(Source records)
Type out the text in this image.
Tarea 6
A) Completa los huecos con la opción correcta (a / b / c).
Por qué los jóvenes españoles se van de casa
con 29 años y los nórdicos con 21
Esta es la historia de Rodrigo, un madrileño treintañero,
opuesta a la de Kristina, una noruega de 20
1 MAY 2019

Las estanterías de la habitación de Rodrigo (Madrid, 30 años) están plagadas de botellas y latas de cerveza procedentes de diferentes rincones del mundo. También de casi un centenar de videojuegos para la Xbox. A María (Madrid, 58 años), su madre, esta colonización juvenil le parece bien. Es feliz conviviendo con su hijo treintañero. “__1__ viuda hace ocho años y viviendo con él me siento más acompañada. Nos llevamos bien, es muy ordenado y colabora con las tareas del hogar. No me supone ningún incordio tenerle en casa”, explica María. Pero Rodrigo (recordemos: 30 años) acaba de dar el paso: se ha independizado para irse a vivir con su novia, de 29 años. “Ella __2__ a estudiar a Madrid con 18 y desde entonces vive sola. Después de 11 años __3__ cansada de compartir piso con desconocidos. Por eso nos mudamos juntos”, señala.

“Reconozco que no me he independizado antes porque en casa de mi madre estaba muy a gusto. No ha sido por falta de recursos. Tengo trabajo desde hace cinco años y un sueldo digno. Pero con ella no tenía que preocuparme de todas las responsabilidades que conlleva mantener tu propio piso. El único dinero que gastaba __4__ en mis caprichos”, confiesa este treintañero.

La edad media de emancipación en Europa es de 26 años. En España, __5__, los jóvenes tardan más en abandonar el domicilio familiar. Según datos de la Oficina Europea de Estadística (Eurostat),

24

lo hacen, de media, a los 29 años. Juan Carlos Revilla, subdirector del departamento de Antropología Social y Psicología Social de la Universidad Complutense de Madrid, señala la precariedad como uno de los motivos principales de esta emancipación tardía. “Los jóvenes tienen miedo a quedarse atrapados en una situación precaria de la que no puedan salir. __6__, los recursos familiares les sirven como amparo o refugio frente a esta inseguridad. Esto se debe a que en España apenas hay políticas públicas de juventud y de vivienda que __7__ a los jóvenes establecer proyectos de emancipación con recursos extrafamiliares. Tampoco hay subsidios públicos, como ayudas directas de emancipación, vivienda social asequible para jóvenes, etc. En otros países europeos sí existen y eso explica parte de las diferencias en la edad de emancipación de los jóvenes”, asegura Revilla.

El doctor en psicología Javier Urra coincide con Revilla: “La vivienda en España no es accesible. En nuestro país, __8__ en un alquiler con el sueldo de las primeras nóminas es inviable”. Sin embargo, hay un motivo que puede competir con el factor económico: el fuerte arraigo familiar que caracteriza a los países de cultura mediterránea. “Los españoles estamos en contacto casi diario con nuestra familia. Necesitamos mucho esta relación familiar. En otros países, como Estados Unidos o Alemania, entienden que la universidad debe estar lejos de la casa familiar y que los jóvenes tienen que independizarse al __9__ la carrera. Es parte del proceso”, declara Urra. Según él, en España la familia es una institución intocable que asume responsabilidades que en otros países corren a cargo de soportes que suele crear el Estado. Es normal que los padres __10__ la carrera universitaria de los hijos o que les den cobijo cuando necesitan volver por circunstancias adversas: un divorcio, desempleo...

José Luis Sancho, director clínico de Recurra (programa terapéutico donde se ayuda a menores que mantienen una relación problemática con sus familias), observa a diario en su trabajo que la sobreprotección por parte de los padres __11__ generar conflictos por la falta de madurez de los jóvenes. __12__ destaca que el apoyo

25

_Set task_
Look through the entries above; copy every line holding the string "vivienda".

_Expected answer_
lo hacen, de media, a los 29 años. Juan Carlos Revilla, subdirector del departamento de Antropología Social y Psicología Social de la Universidad Complutense de Madrid, señala la precariedad como uno de los motivos principales de esta emancipación tardía. “Los jóvenes tienen miedo a quedarse atrapados en una situación precaria de la que no puedan salir. __6__, los recursos familiares les sirven como amparo o refugio frente a esta inseguridad. Esto se debe a que en España apenas hay políticas públicas de juventud y de vivienda que __7__ a los jóvenes establecer proyectos de emancipación con recursos extrafamiliares. Tampoco hay subsidios públicos, como ayudas directas de emancipación, vivienda social asequible para jóvenes, etc. En otros países europeos sí existen y eso explica parte de las diferencias en la edad de emancipación de los jóvenes”, asegura Revilla.
El doctor en psicología Javier Urra coincide con Revilla: “La vivienda en España no es accesible. En nuestro país, __8__ en un alquiler con el sueldo de las primeras nóminas es inviable”. Sin embargo, hay un motivo que puede competir con el factor económico: el fuerte arraigo familiar que caracteriza a los países de cultura mediterránea. “Los españoles estamos en contacto casi diario con nuestra familia. Necesitamos mucho esta relación familiar. En otros países, como Estados Unidos o Alemania, entienden que la universidad debe estar lejos de la casa familiar y que los jóvenes tienen que independizarse al __9__ la carrera. Es parte del proceso”, declara Urra. Según él, en España la familia es una institución intocable que asume responsabilidades que en otros países corren a cargo de soportes que suele crear el Estado. Es normal que los padres __10__ la carrera universitaria de los hijos o que les den cobijo cuando necesitan volver por circunstancias adversas: un divorcio, desempleo...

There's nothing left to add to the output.